▶ _Task objective_:
Give back the full material, exactly as it reads.
--- START Entries ---
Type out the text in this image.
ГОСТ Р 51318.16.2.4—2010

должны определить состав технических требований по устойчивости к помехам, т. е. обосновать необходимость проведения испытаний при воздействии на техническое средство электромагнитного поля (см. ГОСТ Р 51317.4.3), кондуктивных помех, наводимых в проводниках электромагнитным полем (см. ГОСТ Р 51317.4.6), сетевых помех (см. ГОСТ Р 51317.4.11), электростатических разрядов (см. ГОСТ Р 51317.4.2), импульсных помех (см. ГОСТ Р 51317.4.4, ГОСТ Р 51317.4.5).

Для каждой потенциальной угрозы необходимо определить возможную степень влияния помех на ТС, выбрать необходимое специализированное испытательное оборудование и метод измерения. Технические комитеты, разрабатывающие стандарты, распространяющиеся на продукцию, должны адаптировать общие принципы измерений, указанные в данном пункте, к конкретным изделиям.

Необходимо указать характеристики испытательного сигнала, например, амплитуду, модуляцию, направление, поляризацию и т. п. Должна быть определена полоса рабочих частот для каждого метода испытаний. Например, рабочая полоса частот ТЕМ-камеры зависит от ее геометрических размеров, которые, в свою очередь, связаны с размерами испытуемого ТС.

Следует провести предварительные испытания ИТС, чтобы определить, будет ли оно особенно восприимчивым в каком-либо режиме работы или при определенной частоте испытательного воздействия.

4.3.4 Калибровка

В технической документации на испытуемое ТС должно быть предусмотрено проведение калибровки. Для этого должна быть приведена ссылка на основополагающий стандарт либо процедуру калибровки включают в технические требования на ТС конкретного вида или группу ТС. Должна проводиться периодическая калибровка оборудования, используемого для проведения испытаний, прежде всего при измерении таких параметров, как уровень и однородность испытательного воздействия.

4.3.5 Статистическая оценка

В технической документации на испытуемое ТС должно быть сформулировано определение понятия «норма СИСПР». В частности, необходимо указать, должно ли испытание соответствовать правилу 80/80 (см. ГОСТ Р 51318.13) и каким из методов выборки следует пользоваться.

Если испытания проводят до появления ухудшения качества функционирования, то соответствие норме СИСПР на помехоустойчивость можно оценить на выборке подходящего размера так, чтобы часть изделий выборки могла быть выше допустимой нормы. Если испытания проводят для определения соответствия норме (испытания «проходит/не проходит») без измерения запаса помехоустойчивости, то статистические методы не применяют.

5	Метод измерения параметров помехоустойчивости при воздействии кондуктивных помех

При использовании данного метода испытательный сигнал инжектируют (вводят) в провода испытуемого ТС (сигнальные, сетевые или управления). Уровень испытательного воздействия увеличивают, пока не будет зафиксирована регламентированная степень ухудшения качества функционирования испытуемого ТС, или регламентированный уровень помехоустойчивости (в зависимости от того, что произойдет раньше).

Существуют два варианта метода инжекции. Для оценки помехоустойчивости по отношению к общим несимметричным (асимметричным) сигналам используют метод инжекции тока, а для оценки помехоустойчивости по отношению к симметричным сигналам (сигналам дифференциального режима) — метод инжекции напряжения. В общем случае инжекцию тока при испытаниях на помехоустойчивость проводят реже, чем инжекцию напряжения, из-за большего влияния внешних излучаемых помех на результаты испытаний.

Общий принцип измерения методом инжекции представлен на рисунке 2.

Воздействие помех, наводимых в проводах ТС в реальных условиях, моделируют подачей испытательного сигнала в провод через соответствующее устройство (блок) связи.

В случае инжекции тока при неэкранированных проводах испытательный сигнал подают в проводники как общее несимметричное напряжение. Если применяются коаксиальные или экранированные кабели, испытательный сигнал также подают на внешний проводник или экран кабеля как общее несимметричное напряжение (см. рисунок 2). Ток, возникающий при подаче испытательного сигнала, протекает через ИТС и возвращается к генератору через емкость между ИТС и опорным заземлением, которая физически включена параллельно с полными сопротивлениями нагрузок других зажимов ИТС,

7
--- END Entries ---
▶ _Solution for this task_:
Type out the text in this image.
ГОСТ Р 51318.16.2.4—2010

должны определить состав технических требований по устойчивости к помехам, т. е. обосновать необходимость проведения испытаний при воздействии на техническое средство электромагнитного поля (см. ГОСТ Р 51317.4.3), кондуктивных помех, наводимых в проводниках электромагнитным полем (см. ГОСТ Р 51317.4.6), сетевых помех (см. ГОСТ Р 51317.4.11), электростатических разрядов (см. ГОСТ Р 51317.4.2), импульсных помех (см. ГОСТ Р 51317.4.4, ГОСТ Р 51317.4.5).

Для каждой потенциальной угрозы необходимо определить возможную степень влияния помех на ТС, выбрать необходимое специализированное испытательное оборудование и метод измерения. Технические комитеты, разрабатывающие стандарты, распространяющиеся на продукцию, должны адаптировать общие принципы измерений, указанные в данном пункте, к конкретным изделиям.

Необходимо указать характеристики испытательного сигнала, например, амплитуду, модуляцию, направление, поляризацию и т. п. Должна быть определена полоса рабочих частот для каждого метода испытаний. Например, рабочая полоса частот ТЕМ-камеры зависит от ее геометрических размеров, которые, в свою очередь, связаны с размерами испытуемого ТС.

Следует провести предварительные испытания ИТС, чтобы определить, будет ли оно особенно восприимчивым в каком-либо режиме работы или при определенной частоте испытательного воздействия.

4.3.4 Калибровка

В технической документации на испытуемое ТС должно быть предусмотрено проведение калибровки. Для этого должна быть приведена ссылка на основополагающий стандарт либо процедуру калибровки включают в технические требования на ТС конкретного вида или группу ТС. Должна проводиться периодическая калибровка оборудования, используемого для проведения испытаний, прежде всего при измерении таких параметров, как уровень и однородность испытательного воздействия.

4.3.5 Статистическая оценка

В технической документации на испытуемое ТС должно быть сформулировано определение понятия «норма СИСПР». В частности, необходимо указать, должно ли испытание соответствовать правилу 80/80 (см. ГОСТ Р 51318.13) и каким из методов выборки следует пользоваться.

Если испытания проводят до появления ухудшения качества функционирования, то соответствие норме СИСПР на помехоустойчивость можно оценить на выборке подходящего размера так, чтобы часть изделий выборки могла быть выше допустимой нормы. Если испытания проводят для определения соответствия норме (испытания «проходит/не проходит») без измерения запаса помехоустойчивости, то статистические методы не применяют.

5	Метод измерения параметров помехоустойчивости при воздействии кондуктивных помех

При использовании данного метода испытательный сигнал инжектируют (вводят) в провода испытуемого ТС (сигнальные, сетевые или управления). Уровень испытательного воздействия увеличивают, пока не будет зафиксирована регламентированная степень ухудшения качества функционирования испытуемого ТС, или регламентированный уровень помехоустойчивости (в зависимости от того, что произойдет раньше).

Существуют два варианта метода инжекции. Для оценки помехоустойчивости по отношению к общим несимметричным (асимметричным) сигналам используют метод инжекции тока, а для оценки помехоустойчивости по отношению к симметричным сигналам (сигналам дифференциального режима) — метод инжекции напряжения. В общем случае инжекцию тока при испытаниях на помехоустойчивость проводят реже, чем инжекцию напряжения, из-за большего влияния внешних излучаемых помех на результаты испытаний.

Общий принцип измерения методом инжекции представлен на рисунке 2.

Воздействие помех, наводимых в проводах ТС в реальных условиях, моделируют подачей испытательного сигнала в провод через соответствующее устройство (блок) связи.

В случае инжекции тока при неэкранированных проводах испытательный сигнал подают в проводники как общее несимметричное напряжение. Если применяются коаксиальные или экранированные кабели, испытательный сигнал также подают на внешний проводник или экран кабеля как общее несимметричное напряжение (см. рисунок 2). Ток, возникающий при подаче испытательного сигнала, протекает через ИТС и возвращается к генератору через емкость между ИТС и опорным заземлением, которая физически включена параллельно с полными сопротивлениями нагрузок других зажимов ИТС,

7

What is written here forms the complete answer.